> [Provided records]:
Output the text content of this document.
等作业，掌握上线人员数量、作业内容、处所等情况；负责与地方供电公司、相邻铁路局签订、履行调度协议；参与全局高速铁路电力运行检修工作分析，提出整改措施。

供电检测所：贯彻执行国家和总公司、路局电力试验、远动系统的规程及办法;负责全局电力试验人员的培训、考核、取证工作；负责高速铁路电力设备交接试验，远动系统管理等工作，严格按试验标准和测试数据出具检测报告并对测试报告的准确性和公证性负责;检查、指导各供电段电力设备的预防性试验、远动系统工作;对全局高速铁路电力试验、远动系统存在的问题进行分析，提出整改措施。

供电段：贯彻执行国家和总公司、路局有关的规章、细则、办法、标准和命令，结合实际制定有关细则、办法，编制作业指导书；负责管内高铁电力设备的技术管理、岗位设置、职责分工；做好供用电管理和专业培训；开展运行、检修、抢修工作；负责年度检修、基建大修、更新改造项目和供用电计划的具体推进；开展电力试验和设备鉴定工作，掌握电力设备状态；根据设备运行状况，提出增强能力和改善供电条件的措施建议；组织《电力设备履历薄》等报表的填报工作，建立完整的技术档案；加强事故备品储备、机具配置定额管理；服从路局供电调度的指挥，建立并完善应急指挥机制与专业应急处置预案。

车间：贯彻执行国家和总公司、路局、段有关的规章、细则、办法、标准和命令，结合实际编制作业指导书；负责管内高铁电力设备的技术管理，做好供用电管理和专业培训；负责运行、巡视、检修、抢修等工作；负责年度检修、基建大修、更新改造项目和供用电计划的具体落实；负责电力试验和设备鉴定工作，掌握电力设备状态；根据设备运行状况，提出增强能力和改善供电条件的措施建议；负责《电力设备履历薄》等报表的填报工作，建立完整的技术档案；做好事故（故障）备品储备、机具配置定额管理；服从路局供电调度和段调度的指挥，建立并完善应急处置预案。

> [Given exercise]: Extract each entry in full and write it down exactly.

> [Reply]:
Output the text content of this document.
等作业，掌握上线人员数量、作业内容、处所等情况；负责与地方供电公司、相邻铁路局签订、履行调度协议；参与全局高速铁路电力运行检修工作分析，提出整改措施。

供电检测所：贯彻执行国家和总公司、路局电力试验、远动系统的规程及办法;负责全局电力试验人员的培训、考核、取证工作；负责高速铁路电力设备交接试验，远动系统管理等工作，严格按试验标准和测试数据出具检测报告并对测试报告的准确性和公证性负责;检查、指导各供电段电力设备的预防性试验、远动系统工作;对全局高速铁路电力试验、远动系统存在的问题进行分析，提出整改措施。

供电段：贯彻执行国家和总公司、路局有关的规章、细则、办法、标准和命令，结合实际制定有关细则、办法，编制作业指导书；负责管内高铁电力设备的技术管理、岗位设置、职责分工；做好供用电管理和专业培训；开展运行、检修、抢修工作；负责年度检修、基建大修、更新改造项目和供用电计划的具体推进；开展电力试验和设备鉴定工作，掌握电力设备状态；根据设备运行状况，提出增强能力和改善供电条件的措施建议；组织《电力设备履历薄》等报表的填报工作，建立完整的技术档案；加强事故备品储备、机具配置定额管理；服从路局供电调度的指挥，建立并完善应急指挥机制与专业应急处置预案。

车间：贯彻执行国家和总公司、路局、段有关的规章、细则、办法、标准和命令，结合实际编制作业指导书；负责管内高铁电力设备的技术管理，做好供用电管理和专业培训；负责运行、巡视、检修、抢修等工作；负责年度检修、基建大修、更新改造项目和供用电计划的具体落实；负责电力试验和设备鉴定工作，掌握电力设备状态；根据设备运行状况，提出增强能力和改善供电条件的措施建议；负责《电力设备履历薄》等报表的填报工作，建立完整的技术档案；做好事故（故障）备品储备、机具配置定额管理；服从路局供电调度和段调度的指挥，建立并完善应急处置预案。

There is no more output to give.